Excerpted text

Tuesday, February 14, 2012

How to Stop a Tradition

This is a story about tradition. As parents know, traditions are capricious characters. Try to build a tradition and you will fail (New pajamas for Christmas? Ha.) but do something on a whim and no matter how big the pain in the rear this something turns out to be, it will become a permanent part of your life ("But we allllllways dye our own Easter eggs!").

My father's mother was a tiny little lady. She was never tall, and by the time she was a grandmother osteoporosis and years of hard work had shrunk her down to kid-height. (To this day I vividly remember Much Older Sister, on a dare, creeping up behind Grandma and picking her up off her feet with a smug "See? I can lift her." Fortunately, Grandma laughed; for a moment I was sure I was about to become the oldest sister.)

Anyway, Grandma was the original MomQueenBee. She raised four sons to productive adulthood and still pretty much ruled the hive when she died at age 98.

One of her traditions was making Valentine's Day cookies for her sons. Every year on Feb. 14 my dad walk would in the door with a bag of heart-shaped sugar cookies, each topped with some kind of magical pink frosting that formed a rock-hard surface as it cooled. He doled out the cookies to us kids, and because they were never made any other time of the year, we ate them with almost sacramental reverence.

As her grandchildren got older and started leaving home, Grandma expanded her recipient list. Not only did her four sons get bags of cookies, Grandma mailed the delicacies to each of her offspring-once-removed who had left the nest.

Entries shown
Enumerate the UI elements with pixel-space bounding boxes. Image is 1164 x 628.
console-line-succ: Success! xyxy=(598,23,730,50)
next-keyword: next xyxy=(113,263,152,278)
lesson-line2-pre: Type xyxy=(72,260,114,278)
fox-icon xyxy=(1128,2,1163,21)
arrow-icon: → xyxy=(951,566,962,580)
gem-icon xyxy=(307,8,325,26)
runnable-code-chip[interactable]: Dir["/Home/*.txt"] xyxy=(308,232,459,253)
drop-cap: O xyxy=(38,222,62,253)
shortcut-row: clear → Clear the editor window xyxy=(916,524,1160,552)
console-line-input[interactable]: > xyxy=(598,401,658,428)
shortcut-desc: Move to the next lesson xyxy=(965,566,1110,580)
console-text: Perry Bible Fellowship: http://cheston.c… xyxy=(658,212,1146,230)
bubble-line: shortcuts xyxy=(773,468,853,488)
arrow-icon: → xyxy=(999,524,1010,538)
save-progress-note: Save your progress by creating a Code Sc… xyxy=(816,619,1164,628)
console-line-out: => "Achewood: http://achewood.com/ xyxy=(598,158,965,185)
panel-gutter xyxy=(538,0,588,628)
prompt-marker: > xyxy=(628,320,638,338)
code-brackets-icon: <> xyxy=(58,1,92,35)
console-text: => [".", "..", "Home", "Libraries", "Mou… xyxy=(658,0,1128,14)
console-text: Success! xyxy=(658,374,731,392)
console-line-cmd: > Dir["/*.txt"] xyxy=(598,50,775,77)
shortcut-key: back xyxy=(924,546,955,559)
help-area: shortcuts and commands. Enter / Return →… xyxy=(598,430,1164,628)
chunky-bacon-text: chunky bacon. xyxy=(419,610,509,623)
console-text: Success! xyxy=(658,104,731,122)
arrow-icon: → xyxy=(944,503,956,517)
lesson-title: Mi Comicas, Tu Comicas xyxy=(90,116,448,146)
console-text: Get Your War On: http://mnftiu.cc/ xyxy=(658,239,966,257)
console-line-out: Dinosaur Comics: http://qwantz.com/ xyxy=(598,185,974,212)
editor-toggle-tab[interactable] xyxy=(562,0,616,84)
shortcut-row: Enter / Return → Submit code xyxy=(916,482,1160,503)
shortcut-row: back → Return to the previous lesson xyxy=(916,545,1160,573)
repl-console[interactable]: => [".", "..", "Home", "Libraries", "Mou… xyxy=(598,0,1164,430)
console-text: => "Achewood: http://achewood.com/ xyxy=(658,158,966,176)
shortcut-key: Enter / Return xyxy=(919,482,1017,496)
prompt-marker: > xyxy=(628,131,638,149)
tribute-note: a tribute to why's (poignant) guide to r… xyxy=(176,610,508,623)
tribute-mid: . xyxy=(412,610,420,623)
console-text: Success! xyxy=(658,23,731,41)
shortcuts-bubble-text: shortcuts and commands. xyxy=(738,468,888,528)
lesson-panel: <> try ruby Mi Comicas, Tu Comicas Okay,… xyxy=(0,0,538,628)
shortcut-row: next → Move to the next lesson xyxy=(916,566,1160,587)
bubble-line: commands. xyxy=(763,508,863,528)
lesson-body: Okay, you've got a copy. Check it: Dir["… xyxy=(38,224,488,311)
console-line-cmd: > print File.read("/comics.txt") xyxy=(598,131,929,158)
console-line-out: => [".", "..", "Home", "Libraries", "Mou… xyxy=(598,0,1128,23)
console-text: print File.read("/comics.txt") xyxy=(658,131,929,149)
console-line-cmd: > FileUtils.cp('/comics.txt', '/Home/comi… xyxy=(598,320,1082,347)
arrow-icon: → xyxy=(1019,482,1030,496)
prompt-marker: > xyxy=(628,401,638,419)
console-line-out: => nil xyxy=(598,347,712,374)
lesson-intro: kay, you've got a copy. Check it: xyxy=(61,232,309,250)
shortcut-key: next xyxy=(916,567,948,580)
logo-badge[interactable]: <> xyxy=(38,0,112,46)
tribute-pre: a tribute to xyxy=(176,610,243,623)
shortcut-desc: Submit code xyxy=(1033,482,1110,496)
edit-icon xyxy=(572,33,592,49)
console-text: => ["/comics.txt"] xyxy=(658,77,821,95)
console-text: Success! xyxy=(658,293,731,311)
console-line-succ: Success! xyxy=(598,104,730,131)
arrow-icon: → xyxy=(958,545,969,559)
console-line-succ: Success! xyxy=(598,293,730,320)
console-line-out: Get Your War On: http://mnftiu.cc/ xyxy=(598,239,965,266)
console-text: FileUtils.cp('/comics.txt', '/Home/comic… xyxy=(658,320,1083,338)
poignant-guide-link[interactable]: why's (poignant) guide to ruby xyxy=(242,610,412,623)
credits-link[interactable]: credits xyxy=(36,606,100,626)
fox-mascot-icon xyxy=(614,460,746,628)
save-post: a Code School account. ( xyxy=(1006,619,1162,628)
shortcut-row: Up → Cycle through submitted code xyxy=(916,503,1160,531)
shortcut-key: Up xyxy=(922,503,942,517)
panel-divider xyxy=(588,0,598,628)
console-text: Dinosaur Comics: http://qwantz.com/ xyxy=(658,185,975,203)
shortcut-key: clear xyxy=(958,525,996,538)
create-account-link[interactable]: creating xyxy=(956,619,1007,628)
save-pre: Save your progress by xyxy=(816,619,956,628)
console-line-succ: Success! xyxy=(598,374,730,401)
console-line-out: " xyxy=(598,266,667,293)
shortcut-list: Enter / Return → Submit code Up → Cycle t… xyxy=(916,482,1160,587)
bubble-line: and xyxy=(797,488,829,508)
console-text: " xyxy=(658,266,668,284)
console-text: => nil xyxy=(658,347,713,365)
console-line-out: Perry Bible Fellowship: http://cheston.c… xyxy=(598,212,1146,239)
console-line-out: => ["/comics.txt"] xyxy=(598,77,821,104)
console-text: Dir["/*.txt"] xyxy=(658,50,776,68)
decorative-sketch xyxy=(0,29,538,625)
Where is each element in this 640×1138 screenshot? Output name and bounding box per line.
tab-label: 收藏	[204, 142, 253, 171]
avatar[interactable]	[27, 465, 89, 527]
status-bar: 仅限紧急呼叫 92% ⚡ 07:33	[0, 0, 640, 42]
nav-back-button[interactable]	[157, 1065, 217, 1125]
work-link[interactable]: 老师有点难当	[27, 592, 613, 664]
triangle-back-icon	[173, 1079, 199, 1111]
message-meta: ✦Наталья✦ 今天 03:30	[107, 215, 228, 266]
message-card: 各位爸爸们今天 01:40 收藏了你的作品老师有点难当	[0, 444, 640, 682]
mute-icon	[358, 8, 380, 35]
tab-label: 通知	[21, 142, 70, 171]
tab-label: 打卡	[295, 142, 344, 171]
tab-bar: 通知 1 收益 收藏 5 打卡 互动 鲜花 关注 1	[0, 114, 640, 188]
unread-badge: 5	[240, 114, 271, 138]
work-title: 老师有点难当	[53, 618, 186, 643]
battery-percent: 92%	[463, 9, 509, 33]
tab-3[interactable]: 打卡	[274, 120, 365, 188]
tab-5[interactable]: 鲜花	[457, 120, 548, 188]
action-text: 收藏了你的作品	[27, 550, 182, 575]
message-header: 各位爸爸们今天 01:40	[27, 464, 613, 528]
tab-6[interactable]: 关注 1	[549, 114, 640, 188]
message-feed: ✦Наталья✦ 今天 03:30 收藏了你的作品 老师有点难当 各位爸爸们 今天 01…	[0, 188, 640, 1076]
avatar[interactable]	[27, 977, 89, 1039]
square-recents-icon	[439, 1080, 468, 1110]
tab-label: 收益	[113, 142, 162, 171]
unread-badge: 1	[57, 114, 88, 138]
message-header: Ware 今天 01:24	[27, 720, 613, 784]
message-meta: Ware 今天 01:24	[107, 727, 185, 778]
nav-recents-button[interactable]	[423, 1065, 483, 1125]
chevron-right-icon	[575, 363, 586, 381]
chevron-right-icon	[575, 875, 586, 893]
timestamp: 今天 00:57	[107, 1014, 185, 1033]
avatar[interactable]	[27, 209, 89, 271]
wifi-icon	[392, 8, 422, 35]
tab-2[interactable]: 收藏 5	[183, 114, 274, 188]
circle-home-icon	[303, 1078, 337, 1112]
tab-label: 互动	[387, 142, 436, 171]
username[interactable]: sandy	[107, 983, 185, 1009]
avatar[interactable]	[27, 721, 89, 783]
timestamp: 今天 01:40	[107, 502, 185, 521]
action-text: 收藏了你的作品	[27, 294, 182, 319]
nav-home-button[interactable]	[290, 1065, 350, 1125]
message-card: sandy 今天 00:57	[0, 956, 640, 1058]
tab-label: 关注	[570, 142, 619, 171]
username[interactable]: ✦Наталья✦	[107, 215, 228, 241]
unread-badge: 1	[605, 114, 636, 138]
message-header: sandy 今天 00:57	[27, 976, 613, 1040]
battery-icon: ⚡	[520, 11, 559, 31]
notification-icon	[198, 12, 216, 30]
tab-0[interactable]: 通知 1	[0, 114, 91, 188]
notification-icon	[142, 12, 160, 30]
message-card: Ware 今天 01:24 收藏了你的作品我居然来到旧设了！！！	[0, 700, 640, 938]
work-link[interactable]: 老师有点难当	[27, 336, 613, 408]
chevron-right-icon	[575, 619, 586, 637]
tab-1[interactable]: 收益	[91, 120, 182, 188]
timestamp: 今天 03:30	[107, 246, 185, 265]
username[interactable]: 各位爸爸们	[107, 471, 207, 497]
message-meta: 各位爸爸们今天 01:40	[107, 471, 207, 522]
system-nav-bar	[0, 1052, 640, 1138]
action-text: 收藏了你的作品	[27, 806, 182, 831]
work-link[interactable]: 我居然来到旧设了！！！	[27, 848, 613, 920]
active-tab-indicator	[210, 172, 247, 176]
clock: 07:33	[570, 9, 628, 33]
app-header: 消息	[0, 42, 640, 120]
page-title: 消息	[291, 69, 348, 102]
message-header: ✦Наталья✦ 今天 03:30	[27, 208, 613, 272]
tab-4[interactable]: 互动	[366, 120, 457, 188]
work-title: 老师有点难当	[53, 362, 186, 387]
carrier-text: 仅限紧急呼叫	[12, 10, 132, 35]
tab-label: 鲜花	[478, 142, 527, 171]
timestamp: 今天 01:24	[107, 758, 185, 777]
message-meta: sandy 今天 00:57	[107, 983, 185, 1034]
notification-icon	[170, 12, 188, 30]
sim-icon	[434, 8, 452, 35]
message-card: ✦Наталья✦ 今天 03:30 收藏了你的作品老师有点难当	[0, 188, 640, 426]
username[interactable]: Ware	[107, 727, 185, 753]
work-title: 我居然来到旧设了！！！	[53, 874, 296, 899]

Things to do
**1)** Begin at the first line of the records and stop after the line that contains "shortcut-desc: Move to". Lay those lines out as a numbered list, skipping any blank lines.
**2)** Carry on with the story about the grandmother's Valentine's Day cookies from the point where it stops.

Written answers
**1)**
1. Enumerate the UI elements with pixel-space bounding boxes. Image is 1164 x 628.
2. console-line-succ: Success! xyxy=(598,23,730,50)
3. next-keyword: next xyxy=(113,263,152,278)
4. lesson-line2-pre: Type xyxy=(72,260,114,278)
5. fox-icon xyxy=(1128,2,1163,21)
6. arrow-icon: → xyxy=(951,566,962,580)
7. gem-icon xyxy=(307,8,325,26)
8. runnable-code-chip[interactable]: Dir["/Home/*.txt"] xyxy=(308,232,459,253)
9. drop-cap: O xyxy=(38,222,62,253)
10. shortcut-row: clear → Clear the editor window xyxy=(916,524,1160,552)
11. console-line-input[interactable]: > xyxy=(598,401,658,428)
12. shortcut-desc: Move to the next lesson xyxy=(965,566,1110,580)

**2)**
It wasn't until half a dozen of us were out on her own that Grandma realized this had been a huge mistake. With four sons, six next-generation households, and eight more grandchildren waiting to fly their respective coops, let's see, the math would be 4 sons + six grandkids x four dozen cookies = starting Valentine's baking as soon as the Christmas lights were unplugged.

So the next year everyone received their customary bags of heart-shaped cookies with one slight change: Tucked into each bag was a recipe card wrapped in plastic. Grandma was passing her sugar cookie recipe on to us, dusting the flour off her hands, and hanging up her apron.

And that, my friends, is the way you stop a tradition, guilt-free.

I should have handed my Boys packets of dye when they were preschoolers and walked away from the eggs.

2 comments:

  1. Wow . . . you have some great advice couched in this fun story! :)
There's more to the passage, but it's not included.